## START Data for processing

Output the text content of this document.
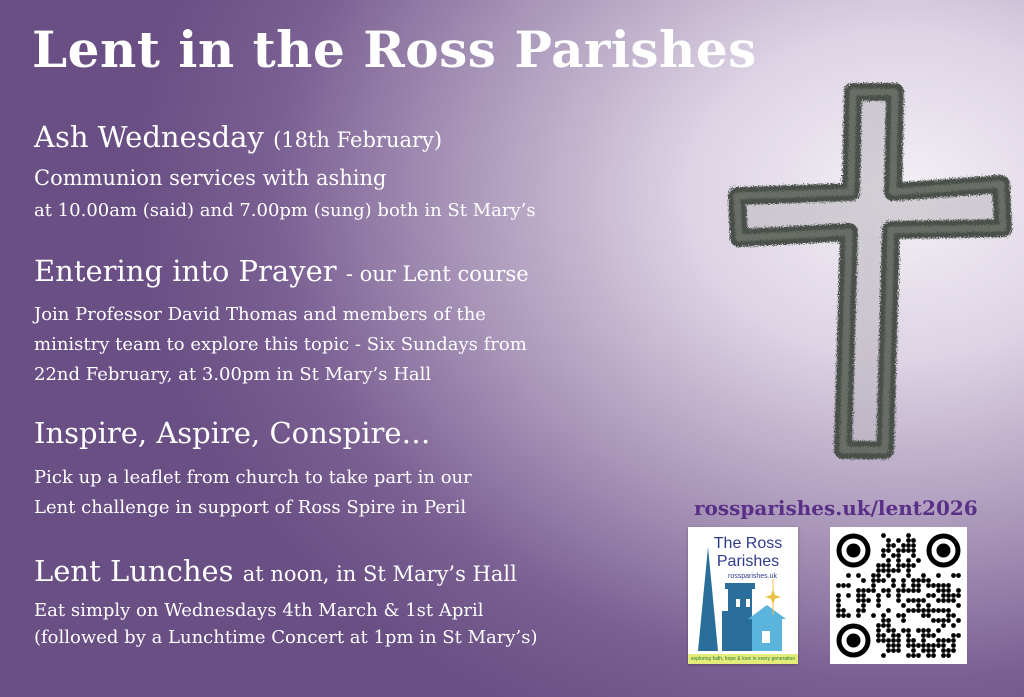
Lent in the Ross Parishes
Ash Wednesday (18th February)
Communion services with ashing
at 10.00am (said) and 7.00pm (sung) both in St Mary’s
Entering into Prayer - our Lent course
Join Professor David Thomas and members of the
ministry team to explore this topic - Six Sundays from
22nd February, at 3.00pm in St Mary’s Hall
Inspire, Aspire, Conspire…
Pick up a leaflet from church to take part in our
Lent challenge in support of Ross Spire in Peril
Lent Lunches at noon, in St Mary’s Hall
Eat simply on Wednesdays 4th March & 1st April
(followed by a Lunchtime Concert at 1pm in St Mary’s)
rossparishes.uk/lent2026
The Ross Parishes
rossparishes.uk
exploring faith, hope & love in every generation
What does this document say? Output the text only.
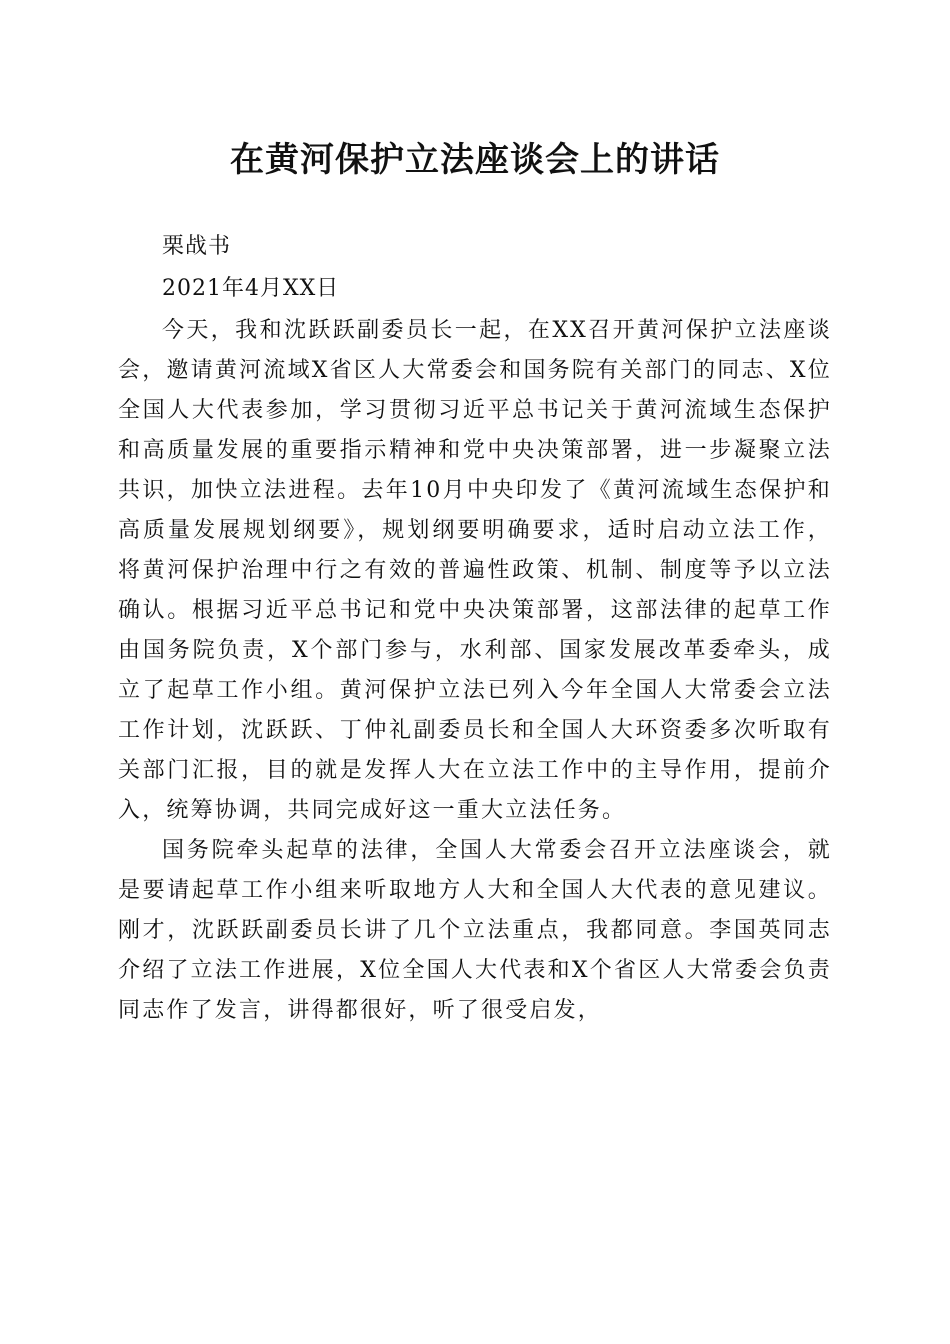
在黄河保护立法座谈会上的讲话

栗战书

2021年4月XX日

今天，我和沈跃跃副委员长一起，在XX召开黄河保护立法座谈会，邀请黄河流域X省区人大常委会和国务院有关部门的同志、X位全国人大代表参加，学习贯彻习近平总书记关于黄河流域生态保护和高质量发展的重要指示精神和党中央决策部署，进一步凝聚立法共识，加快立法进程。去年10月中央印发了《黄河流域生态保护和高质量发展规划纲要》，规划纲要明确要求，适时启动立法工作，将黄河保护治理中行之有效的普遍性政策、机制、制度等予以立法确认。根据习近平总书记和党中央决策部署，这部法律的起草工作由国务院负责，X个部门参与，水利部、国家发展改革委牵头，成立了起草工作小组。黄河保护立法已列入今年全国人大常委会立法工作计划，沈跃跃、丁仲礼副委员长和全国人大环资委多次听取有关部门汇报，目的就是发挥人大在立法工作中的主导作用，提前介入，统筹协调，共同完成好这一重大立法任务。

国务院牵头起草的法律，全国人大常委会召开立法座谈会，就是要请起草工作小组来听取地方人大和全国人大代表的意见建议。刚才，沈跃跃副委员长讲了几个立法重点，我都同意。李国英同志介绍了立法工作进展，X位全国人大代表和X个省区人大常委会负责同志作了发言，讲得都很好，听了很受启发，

## END Data for processing
## START Data for processing

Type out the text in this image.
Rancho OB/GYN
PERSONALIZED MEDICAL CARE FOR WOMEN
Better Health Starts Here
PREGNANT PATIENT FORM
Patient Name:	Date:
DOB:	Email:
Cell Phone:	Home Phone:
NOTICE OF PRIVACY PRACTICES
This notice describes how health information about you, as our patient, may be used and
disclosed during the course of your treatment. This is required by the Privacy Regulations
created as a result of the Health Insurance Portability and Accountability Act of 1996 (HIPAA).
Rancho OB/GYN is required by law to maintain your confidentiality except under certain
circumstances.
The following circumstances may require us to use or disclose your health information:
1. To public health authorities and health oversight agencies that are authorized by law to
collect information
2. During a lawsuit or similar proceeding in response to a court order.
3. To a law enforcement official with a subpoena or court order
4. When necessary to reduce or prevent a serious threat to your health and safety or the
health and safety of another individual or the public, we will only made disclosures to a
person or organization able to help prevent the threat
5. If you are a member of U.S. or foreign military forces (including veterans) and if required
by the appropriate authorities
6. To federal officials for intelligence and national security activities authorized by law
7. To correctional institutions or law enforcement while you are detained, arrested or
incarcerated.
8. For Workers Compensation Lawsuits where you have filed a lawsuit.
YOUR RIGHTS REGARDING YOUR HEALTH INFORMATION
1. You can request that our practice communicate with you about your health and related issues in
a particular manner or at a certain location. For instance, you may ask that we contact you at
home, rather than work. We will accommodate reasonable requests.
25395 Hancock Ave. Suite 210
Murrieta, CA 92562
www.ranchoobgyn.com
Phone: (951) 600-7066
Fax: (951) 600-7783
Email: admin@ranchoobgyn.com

## END Data for processing

## Requirements
Check each line above for the word "certain", and copy the lines where it appears.

## Exercise output
Rancho OB/GYN is required by law to maintain your confidentiality except under certain
a particular manner or at a certain location. For instance, you may ask that we contact you at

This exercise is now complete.